══ PAGE
I have a Producer running on the main thread and a Consumer running on its own thread (std::thread). I have a simple program that sends a message using the Producer and then puts the main thread to sleep before trying to send another message.
Whenever my main thread goes to sleep the program just exists. No exception nothing. Same thing happens when I try to properly stop and delete my Consumer/Producer. Clearly I'm doing something wrong but I cannot tell what since I am not getting any kind of error out of my program. The last log message I see is the message I print right before putting the main thread to sleep.
I've put try-catch inside main and inside my Consumer thread. I've also called std::set_terminate and added logging in there. When my program exits the try-catch nor the terminate catch anything.
Any suggestions?
UPDATE #1 [Source]
As Sid S pointed out I'm missing the obvious source.
main.cc
int main(int argc, char** argv) {
std::cout << "% Main started." << std::endl;
std::set_terminate([](){
std::cerr << "% Terminate occurred in main." << std::endl;
abort();
});
try {
using com::anya::core::networking::KafkaMessenger;
using com::anya::core::common::MessengerCode;
KafkaMessenger messenger;
auto promise = std::promise<bool>();
auto future = promise.get_future();
messenger.Connect([&promise](MessengerCode code, std::string& message) {
promise.set_value(true);
});
future.get();
std::cout << "% Main connection successful." << std::endl;
// Produce 5 messages 5 seconds apart.
════
▸ SHORT PROBLEM 1: Please repeat from the forum post everything from "I've put try-catch" down to "terminate catch anything.", with no changes.
▸ SHORT PROBLEM 2: Check each statement against the forum post and mark it yes or no, quoting the deciding words: (a) The Consumer runs on the main thread. (b) The writer called std::set_terminate and added logging inside it. (c) An exception message appears when the program exits.
══ SUPPLIED MATERIAL
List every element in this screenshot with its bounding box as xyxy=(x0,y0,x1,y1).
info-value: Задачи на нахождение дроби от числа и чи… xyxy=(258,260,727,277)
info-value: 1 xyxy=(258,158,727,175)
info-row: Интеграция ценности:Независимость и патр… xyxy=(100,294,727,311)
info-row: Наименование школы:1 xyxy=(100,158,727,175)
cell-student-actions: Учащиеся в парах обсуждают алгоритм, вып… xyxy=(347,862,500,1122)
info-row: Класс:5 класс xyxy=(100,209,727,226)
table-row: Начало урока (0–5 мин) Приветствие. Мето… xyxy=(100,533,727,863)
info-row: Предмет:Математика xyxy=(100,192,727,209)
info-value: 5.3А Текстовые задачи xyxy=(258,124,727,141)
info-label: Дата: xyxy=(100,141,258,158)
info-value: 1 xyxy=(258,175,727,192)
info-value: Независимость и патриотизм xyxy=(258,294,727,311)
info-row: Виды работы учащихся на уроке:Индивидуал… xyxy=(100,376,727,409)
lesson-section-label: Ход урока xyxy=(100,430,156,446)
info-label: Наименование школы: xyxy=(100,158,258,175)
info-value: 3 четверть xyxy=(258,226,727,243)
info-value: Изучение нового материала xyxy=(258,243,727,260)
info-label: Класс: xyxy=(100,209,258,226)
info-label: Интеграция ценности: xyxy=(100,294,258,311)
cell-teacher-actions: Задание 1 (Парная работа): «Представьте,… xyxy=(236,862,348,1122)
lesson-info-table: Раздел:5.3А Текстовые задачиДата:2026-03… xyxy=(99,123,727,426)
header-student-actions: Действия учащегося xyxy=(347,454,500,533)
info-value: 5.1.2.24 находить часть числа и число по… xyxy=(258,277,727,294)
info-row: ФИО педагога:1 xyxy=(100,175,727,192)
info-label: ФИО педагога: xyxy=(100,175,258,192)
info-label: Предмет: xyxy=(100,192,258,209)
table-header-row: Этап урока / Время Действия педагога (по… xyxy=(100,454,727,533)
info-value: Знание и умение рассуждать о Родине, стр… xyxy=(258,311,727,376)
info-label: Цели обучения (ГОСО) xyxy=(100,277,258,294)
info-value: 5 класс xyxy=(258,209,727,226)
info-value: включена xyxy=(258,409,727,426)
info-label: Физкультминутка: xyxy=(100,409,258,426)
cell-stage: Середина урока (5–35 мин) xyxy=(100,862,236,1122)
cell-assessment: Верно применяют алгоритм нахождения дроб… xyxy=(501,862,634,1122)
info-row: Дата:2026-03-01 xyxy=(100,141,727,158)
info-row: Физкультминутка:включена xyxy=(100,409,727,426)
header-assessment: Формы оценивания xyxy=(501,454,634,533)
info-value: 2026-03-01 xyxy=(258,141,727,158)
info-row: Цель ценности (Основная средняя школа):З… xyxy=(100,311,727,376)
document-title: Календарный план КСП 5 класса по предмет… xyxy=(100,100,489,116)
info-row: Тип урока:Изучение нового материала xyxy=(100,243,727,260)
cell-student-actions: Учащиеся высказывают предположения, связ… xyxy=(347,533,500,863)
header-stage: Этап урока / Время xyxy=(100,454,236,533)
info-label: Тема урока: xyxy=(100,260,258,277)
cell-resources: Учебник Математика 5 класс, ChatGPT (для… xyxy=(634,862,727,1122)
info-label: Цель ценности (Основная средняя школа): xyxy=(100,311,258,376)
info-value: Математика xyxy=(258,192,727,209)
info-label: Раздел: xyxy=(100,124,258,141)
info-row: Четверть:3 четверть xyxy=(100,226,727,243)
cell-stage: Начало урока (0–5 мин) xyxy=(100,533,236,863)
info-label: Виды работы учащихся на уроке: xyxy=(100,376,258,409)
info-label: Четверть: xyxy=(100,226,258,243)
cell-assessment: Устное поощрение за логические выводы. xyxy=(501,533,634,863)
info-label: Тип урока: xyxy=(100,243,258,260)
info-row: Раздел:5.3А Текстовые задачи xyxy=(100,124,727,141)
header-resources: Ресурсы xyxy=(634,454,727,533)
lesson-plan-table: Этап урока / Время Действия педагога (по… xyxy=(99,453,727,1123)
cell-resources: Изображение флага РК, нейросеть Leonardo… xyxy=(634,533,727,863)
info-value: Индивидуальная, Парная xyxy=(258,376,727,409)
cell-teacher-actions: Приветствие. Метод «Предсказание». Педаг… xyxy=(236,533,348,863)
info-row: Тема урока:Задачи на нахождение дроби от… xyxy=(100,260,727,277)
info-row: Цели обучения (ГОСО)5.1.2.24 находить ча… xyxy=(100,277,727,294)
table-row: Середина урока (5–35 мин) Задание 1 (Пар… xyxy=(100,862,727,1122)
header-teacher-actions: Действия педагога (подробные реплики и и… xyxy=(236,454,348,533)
════
▸ OUTPUT 1:
I've put try-catch inside main and inside my Consumer thread. I've also called std::set_terminate and added logging in there. When my program exits the try-catch nor the terminate catch anything.

▸ OUTPUT 2:
(a) No: "a Consumer running on its own thread (std::thread)"
(b) Yes: "I've also called std::set_terminate and added logging in there."
(c) No: "No exception nothing."